What is needed. In the copy you make of the entries, no picture should appear, and every word must match.

Input.
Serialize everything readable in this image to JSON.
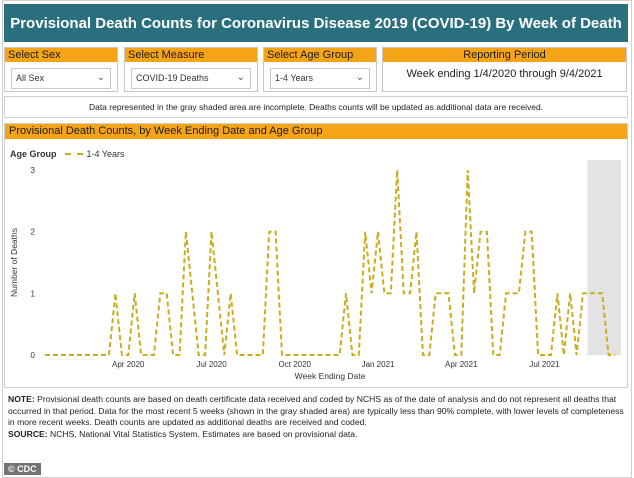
{
  "title": "Provisional Death Counts for Coronavirus Disease 2019 (COVID-19) By Week of Death",
  "filters": [
    {
      "label": "Select Sex",
      "value": "All Sex"
    },
    {
      "label": "Select Measure",
      "value": "COVID-19 Deaths"
    },
    {
      "label": "Select Age Group",
      "value": "1-4 Years"
    }
  ],
  "period": {
    "label": "Reporting Period",
    "value": "Week ending 1/4/2020 through 9/4/2021"
  },
  "notice": "Data represented in the gray shaded area are incomplete. Deaths counts will be updated as additional data are received.",
  "chart_header": "Provisional Death Counts, by Week Ending Date and Age Group",
  "legend_title": "Age Group",
  "colors": {
    "series": "#c9ad1f",
    "shade": "#e3e3e3",
    "header": "#f6a417",
    "title_bg": "#2a6f7e"
  },
  "footnote": {
    "note_label": "NOTE:",
    "note_text": " Provisional death counts are based on death certificate data received and coded by NCHS as of the date of analysis and do not represent all deaths that occurred in that period. Data for the most recent 5 weeks (shown in the gray shaded area) are typically less than 90% complete, with lower levels of completeness in more recent weeks.  Death counts are updated as additional deaths are received and coded.",
    "source_label": "SOURCE:",
    "source_text": " NCHS, National Vital Statistics System. Estimates are based on provisional data."
  },
  "watermark": "© CDC",
  "chart_data": {
    "type": "line",
    "xlabel": "Week Ending Date",
    "ylabel": "Number of Deaths",
    "ylim": [
      0,
      3
    ],
    "yticks": [
      0,
      1,
      2,
      3
    ],
    "x_tick_labels": [
      "Apr 2020",
      "Jul 2020",
      "Oct 2020",
      "Jan 2021",
      "Apr 2021",
      "Jul 2021"
    ],
    "x_tick_weeks": [
      13,
      26,
      39,
      52,
      65,
      78
    ],
    "shaded_last_weeks": 5,
    "series": [
      {
        "name": "1-4 Years",
        "values": [
          0,
          0,
          0,
          0,
          0,
          0,
          0,
          0,
          0,
          0,
          0,
          1,
          0,
          0,
          1,
          0,
          0,
          0,
          1,
          1,
          0,
          0,
          2,
          1,
          0,
          0,
          2,
          1,
          0,
          1,
          0,
          0,
          0,
          0,
          0,
          2,
          2,
          0,
          0,
          0,
          0,
          0,
          0,
          0,
          0,
          0,
          0,
          1,
          0,
          0,
          2,
          1,
          2,
          1,
          1,
          3,
          1,
          1,
          2,
          0,
          0,
          1,
          1,
          1,
          0,
          0,
          3,
          1,
          2,
          2,
          0,
          0,
          1,
          1,
          1,
          2,
          2,
          0,
          0,
          0,
          1,
          0,
          1,
          0,
          1,
          1,
          1,
          1,
          0,
          0
        ]
      }
    ]
  }
}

Task result.
Serialize everything readable in this image to JSON.
{
  "title": "Provisional Death Counts for Coronavirus Disease 2019 (COVID-19) By Week of Death",
  "filters": [
    {
      "label": "Select Sex",
      "value": "All Sex"
    },
    {
      "label": "Select Measure",
      "value": "COVID-19 Deaths"
    },
    {
      "label": "Select Age Group",
      "value": "1-4 Years"
    }
  ],
  "period": {
    "label": "Reporting Period",
    "value": "Week ending 1/4/2020 through 9/4/2021"
  },
  "notice": "Data represented in the gray shaded area are incomplete. Deaths counts will be updated as additional data are received.",
  "chart_header": "Provisional Death Counts, by Week Ending Date and Age Group",
  "legend_title": "Age Group",
  "colors": {
    "series": "#c9ad1f",
    "shade": "#e3e3e3",
    "header": "#f6a417",
    "title_bg": "#2a6f7e"
  },
  "footnote": {
    "note_label": "NOTE:",
    "note_text": " Provisional death counts are based on death certificate data received and coded by NCHS as of the date of analysis and do not represent all deaths that occurred in that period. Data for the most recent 5 weeks (shown in the gray shaded area) are typically less than 90% complete, with lower levels of completeness in more recent weeks.  Death counts are updated as additional deaths are received and coded.",
    "source_label": "SOURCE:",
    "source_text": " NCHS, National Vital Statistics System. Estimates are based on provisional data."
  },
  "watermark": "© CDC",
  "chart_data": {
    "type": "line",
    "xlabel": "Week Ending Date",
    "ylabel": "Number of Deaths",
    "ylim": [
      0,
      3
    ],
    "yticks": [
      0,
      1,
      2,
      3
    ],
    "x_tick_labels": [
      "Apr 2020",
      "Jul 2020",
      "Oct 2020",
      "Jan 2021",
      "Apr 2021",
      "Jul 2021"
    ],
    "x_tick_weeks": [
      13,
      26,
      39,
      52,
      65,
      78
    ],
    "shaded_last_weeks": 5,
    "series": [
      {
        "name": "1-4 Years",
        "values": [
          0,
          0,
          0,
          0,
          0,
          0,
          0,
          0,
          0,
          0,
          0,
          1,
          0,
          0,
          1,
          0,
          0,
          0,
          1,
          1,
          0,
          0,
          2,
          1,
          0,
          0,
          2,
          1,
          0,
          1,
          0,
          0,
          0,
          0,
          0,
          2,
          2,
          0,
          0,
          0,
          0,
          0,
          0,
          0,
          0,
          0,
          0,
          1,
          0,
          0,
          2,
          1,
          2,
          1,
          1,
          3,
          1,
          1,
          2,
          0,
          0,
          1,
          1,
          1,
          0,
          0,
          3,
          1,
          2,
          2,
          0,
          0,
          1,
          1,
          1,
          2,
          2,
          0,
          0,
          0,
          1,
          0,
          1,
          0,
          1,
          1,
          1,
          1,
          0,
          0
        ]
      }
    ]
  }
}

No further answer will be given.